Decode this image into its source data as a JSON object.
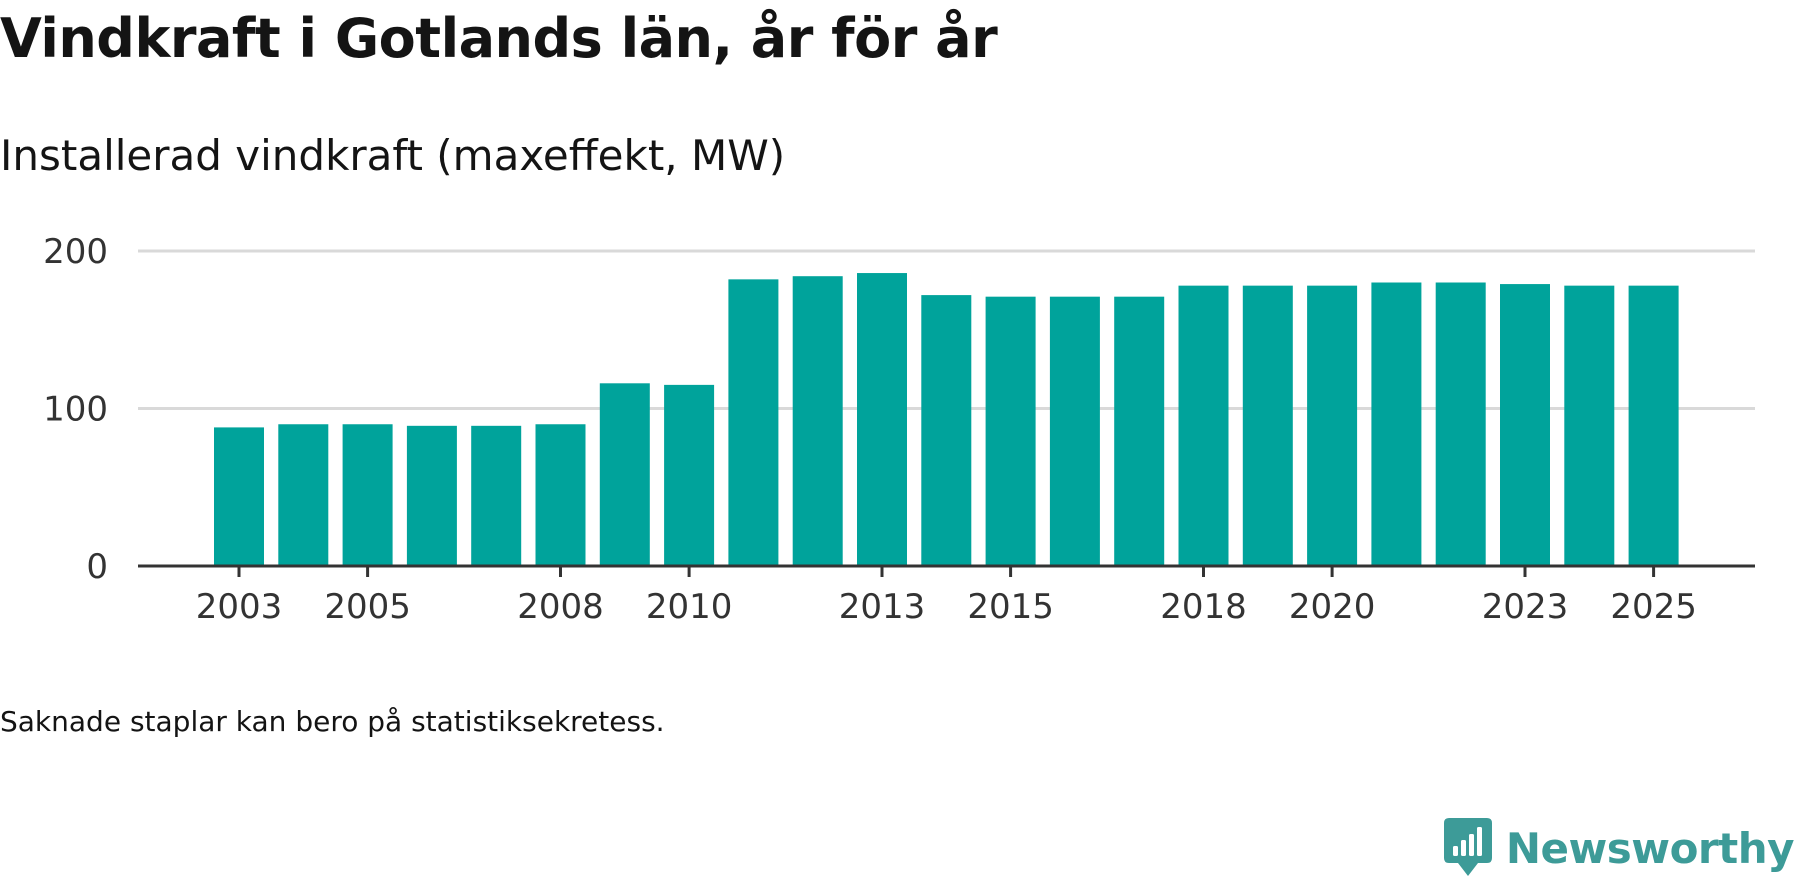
{
  "title": "Vindkraft i Gotlands län, år för år",
  "subtitle": "Installerad vindkraft (maxeffekt, MW)",
  "note": "Saknade staplar kan bero på statistiksekretess.",
  "brand": {
    "name": "Newsworthy",
    "icon": "newsworthy-logo-icon",
    "color": "#3d9b98"
  },
  "colors": {
    "bar": "#00a39b",
    "grid": "#d9d9d9",
    "axis": "#333333",
    "tick_label": "#333333"
  },
  "chart_data": {
    "type": "bar",
    "title": "Vindkraft i Gotlands län, år för år",
    "ylabel": "Installerad vindkraft (maxeffekt, MW)",
    "xlabel": "",
    "categories": [
      "2003",
      "2004",
      "2005",
      "2006",
      "2007",
      "2008",
      "2009",
      "2010",
      "2011",
      "2012",
      "2013",
      "2014",
      "2015",
      "2016",
      "2017",
      "2018",
      "2019",
      "2020",
      "2021",
      "2022",
      "2023",
      "2024",
      "2025"
    ],
    "values": [
      88,
      90,
      90,
      89,
      89,
      90,
      116,
      115,
      182,
      184,
      186,
      172,
      171,
      171,
      171,
      178,
      178,
      178,
      180,
      180,
      179,
      178,
      178
    ],
    "ylim": [
      0,
      200
    ],
    "yticks": [
      0,
      100,
      200
    ],
    "xtick_labels": [
      "2003",
      "2005",
      "2008",
      "2010",
      "2013",
      "2015",
      "2018",
      "2020",
      "2023",
      "2025"
    ],
    "grid": true,
    "legend": "none"
  }
}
────────
**PROBLEM TO WORK ON:**
Copy, from the material above, each line in which the string "Gotlands" occurs.

**PROBLEM SOLUTION:**
  "title": "Vindkraft i Gotlands län, år för år",
    "title": "Vindkraft i Gotlands län, år för år",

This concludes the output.